THE REQUEST
Retype the records below word for word and omit any image.

Items from a dataset
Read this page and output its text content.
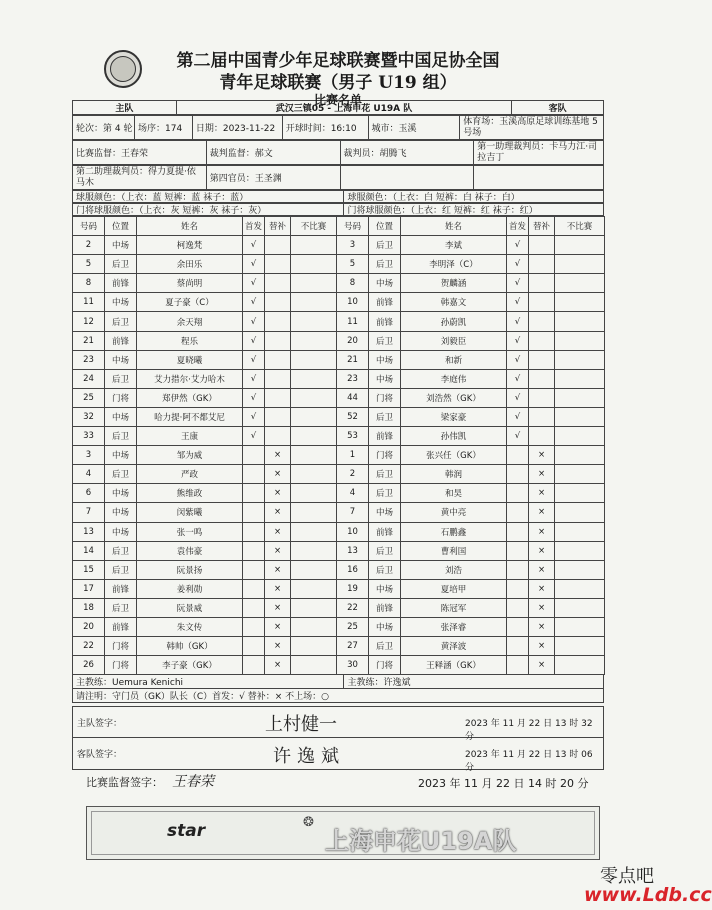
第二届中国青少年足球联赛暨中国足协全国
青年足球联赛（男子 U19 组）
比赛名单
主队	武汉三镇05 - 上海申花 U19A 队	客队
轮次：第 4 轮 场序：174	日期：2023-11-22	开球时间：16:10	城市：玉溪
体育场：玉溪高原足球训练基地 5 号场
比赛监督：王春荣	裁判监督：郝文	裁判员：胡腾飞
第一助理裁判员：卡马力江·司拉吉丁
第二助理裁判员：得力夏提·依马木	第四官员：王圣渊
球服颜色：（上衣：蓝 短裤：蓝 袜子：蓝）	球服颜色：（上衣：白 短裤：白 袜子：白）
门将球服颜色：（上衣：灰 短裤：灰 袜子：灰）	门将球服颜色：（上衣：红 短裤：红 袜子：红）
号码	位置	姓名	首发	替补	不比赛	号码	位置	姓名	首发	替补	不比赛
2	中场	柯逸梵	√			3	后卫	李斌	√		
5	后卫	余田乐	√			5	后卫	李明泽（C）	√		
8	前锋	蔡尚明	√			8	中场	贺麟涵	√		
11	中场	夏子豪（C）	√			10	前锋	韩嘉文	√		
12	后卫	余天翔	√			11	前锋	孙蔚凯	√		
21	前锋	程乐	√			20	后卫	刘毅臣	√		
23	中场	夏晓曦	√			21	中场	和新	√		
24	后卫	艾力措尔·艾力哈木	√			23	中场	李庭伟	√		
25	门将	郑伊然（GK）	√			44	门将	刘浩然（GK）	√		
32	中场	哈力提·阿不都艾尼	√			52	后卫	梁家豪	√		
33	后卫	王康	√			53	前锋	孙伟凯	√		
3	中场	邹为威		×		1	门将	张兴任（GK）		×	
4	后卫	严政		×		2	后卫	韩润		×	
6	中场	熊维政		×		4	后卫	和昊		×	
7	中场	闵紫曦		×		7	中场	黄中亮		×	
13	中场	张一鸣		×		10	前锋	石鹏鑫		×	
14	后卫	袁伟豪		×		13	后卫	曹利国		×	
15	后卫	阮景扬		×		16	后卫	刘浩		×	
17	前锋	姜利勋		×		19	中场	夏培甲		×	
18	后卫	阮景威		×		22	前锋	陈冠军		×	
20	前锋	朱文传		×		25	中场	张泽睿		×	
22	门将	韩帅（GK）		×		27	后卫	黄泽波		×	
26	门将	李子豪（GK）		×		30	门将	王释涵（GK）		×	
主教练：Uemura Kenichi	主教练：许逸斌
请注明：守门员（GK）队长（C）首发：√ 替补：× 不上场：○
主队签字：	上村健一	2023 年 11 月 22 日 13 时 32 分
客队签字：	许逸斌	2023 年 11 月 22 日 13 时 06 分
比赛监督签字： 王春荣	2023 年 11 月 22 日 14 时 20 分
star	❂
上海申花U19A队
零点吧
www.Ldb.cc
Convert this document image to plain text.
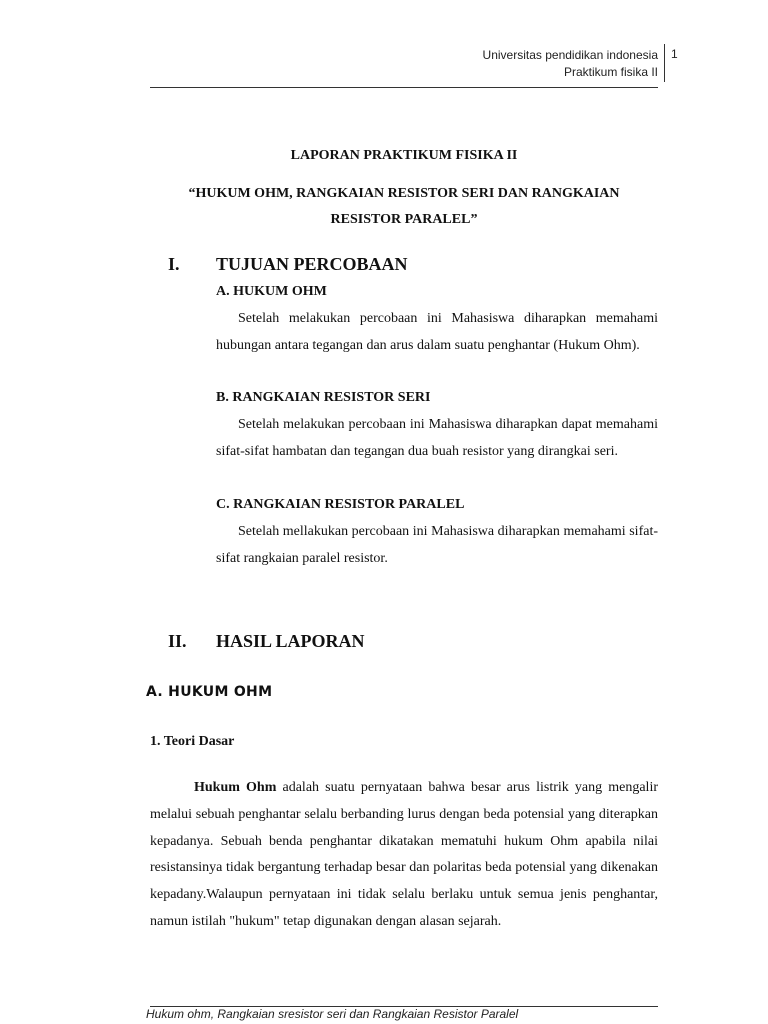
Universitas pendidikan indonesia
Praktikum fisika II
1
LAPORAN PRAKTIKUM FISIKA II
“HUKUM OHM, RANGKAIAN RESISTOR SERI DAN RANGKAIAN
RESISTOR PARALEL”
I. TUJUAN PERCOBAAN
A. HUKUM OHM
Setelah melakukan percobaan ini Mahasiswa diharapkan memahami hubungan antara tegangan dan arus dalam suatu penghantar (Hukum Ohm).
B. RANGKAIAN RESISTOR SERI
Setelah melakukan percobaan ini Mahasiswa diharapkan dapat memahami sifat-sifat hambatan dan tegangan dua buah resistor yang dirangkai seri.
C. RANGKAIAN RESISTOR PARALEL
Setelah mellakukan percobaan ini Mahasiswa diharapkan memahami sifat-sifat rangkaian paralel resistor.
II. HASIL LAPORAN
A. HUKUM OHM
1. Teori Dasar
Hukum Ohm adalah suatu pernyataan bahwa besar arus listrik yang mengalir melalui sebuah penghantar selalu berbanding lurus dengan beda potensial yang diterapkan kepadanya. Sebuah benda penghantar dikatakan mematuhi hukum Ohm apabila nilai resistansinya tidak bergantung terhadap besar dan polaritas beda potensial yang dikenakan kepadany.Walaupun pernyataan ini tidak selalu berlaku untuk semua jenis penghantar, namun istilah "hukum" tetap digunakan dengan alasan sejarah.
Hukum ohm, Rangkaian sresistor seri dan Rangkaian Resistor Paralel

CORRECT RESULT
Read this page and output its text content.
第二届中国青少年足球联赛暨中国足协全国
青年足球联赛（男子 U19 组）
比赛名单
主队	武汉三镇05 - 上海申花 U19A 队	客队
轮次：第 4 轮 场序：174	日期：2023-11-22	开球时间：16:10	城市：玉溪
体育场：玉溪高原足球训练基地 5 号场
比赛监督：王春荣	裁判监督：郝文	裁判员：胡腾飞
第一助理裁判员：卡马力江·司拉吉丁
第二助理裁判员：得力夏提·依马木	第四官员：王圣渊
球服颜色：（上衣：蓝 短裤：蓝 袜子：蓝）	球服颜色：（上衣：白 短裤：白 袜子：白）
门将球服颜色：（上衣：灰 短裤：灰 袜子：灰）	门将球服颜色：（上衣：红 短裤：红 袜子：红）
号码	位置	姓名	首发	替补	不比赛	号码	位置	姓名	首发	替补	不比赛
2	中场	柯逸梵	√			3	后卫	李斌	√		
5	后卫	余田乐	√			5	后卫	李明泽（C）	√		
8	前锋	蔡尚明	√			8	中场	贺麟涵	√		
11	中场	夏子豪（C）	√			10	前锋	韩嘉文	√		
12	后卫	余天翔	√			11	前锋	孙蔚凯	√		
21	前锋	程乐	√			20	后卫	刘毅臣	√		
23	中场	夏晓曦	√			21	中场	和新	√		
24	后卫	艾力措尔·艾力哈木	√			23	中场	李庭伟	√		
25	门将	郑伊然（GK）	√			44	门将	刘浩然（GK）	√		
32	中场	哈力提·阿不都艾尼	√			52	后卫	梁家豪	√		
33	后卫	王康	√			53	前锋	孙伟凯	√		
3	中场	邹为威		×		1	门将	张兴任（GK）		×	
4	后卫	严政		×		2	后卫	韩润		×	
6	中场	熊维政		×		4	后卫	和昊		×	
7	中场	闵紫曦		×		7	中场	黄中亮		×	
13	中场	张一鸣		×		10	前锋	石鹏鑫		×	
14	后卫	袁伟豪		×		13	后卫	曹利国		×	
15	后卫	阮景扬		×		16	后卫	刘浩		×	
17	前锋	姜利勋		×		19	中场	夏培甲		×	
18	后卫	阮景威		×		22	前锋	陈冠军		×	
20	前锋	朱文传		×		25	中场	张泽睿		×	
22	门将	韩帅（GK）		×		27	后卫	黄泽波		×	
26	门将	李子豪（GK）		×		30	门将	王释涵（GK）		×	
主教练：Uemura Kenichi	主教练：许逸斌
请注明：守门员（GK）队长（C）首发：√ 替补：× 不上场：○
主队签字：	上村健一	2023 年 11 月 22 日 13 时 32 分
客队签字：	许逸斌	2023 年 11 月 22 日 13 时 06 分
比赛监督签字： 王春荣	2023 年 11 月 22 日 14 时 20 分
star	❂
上海申花U19A队
零点吧
www.Ldb.cc
Convert this document image to plain text.
Universitas pendidikan indonesia
Praktikum fisika II
1
LAPORAN PRAKTIKUM FISIKA II
“HUKUM OHM, RANGKAIAN RESISTOR SERI DAN RANGKAIAN
RESISTOR PARALEL”
I. TUJUAN PERCOBAAN
A. HUKUM OHM
Setelah melakukan percobaan ini Mahasiswa diharapkan memahami hubungan antara tegangan dan arus dalam suatu penghantar (Hukum Ohm).
B. RANGKAIAN RESISTOR SERI
Setelah melakukan percobaan ini Mahasiswa diharapkan dapat memahami sifat-sifat hambatan dan tegangan dua buah resistor yang dirangkai seri.
C. RANGKAIAN RESISTOR PARALEL
Setelah mellakukan percobaan ini Mahasiswa diharapkan memahami sifat-sifat rangkaian paralel resistor.
II. HASIL LAPORAN
A. HUKUM OHM
1. Teori Dasar
Hukum Ohm adalah suatu pernyataan bahwa besar arus listrik yang mengalir melalui sebuah penghantar selalu berbanding lurus dengan beda potensial yang diterapkan kepadanya. Sebuah benda penghantar dikatakan mematuhi hukum Ohm apabila nilai resistansinya tidak bergantung terhadap besar dan polaritas beda potensial yang dikenakan kepadany.Walaupun pernyataan ini tidak selalu berlaku untuk semua jenis penghantar, namun istilah "hukum" tetap digunakan dengan alasan sejarah.
Hukum ohm, Rangkaian sresistor seri dan Rangkaian Resistor Paralel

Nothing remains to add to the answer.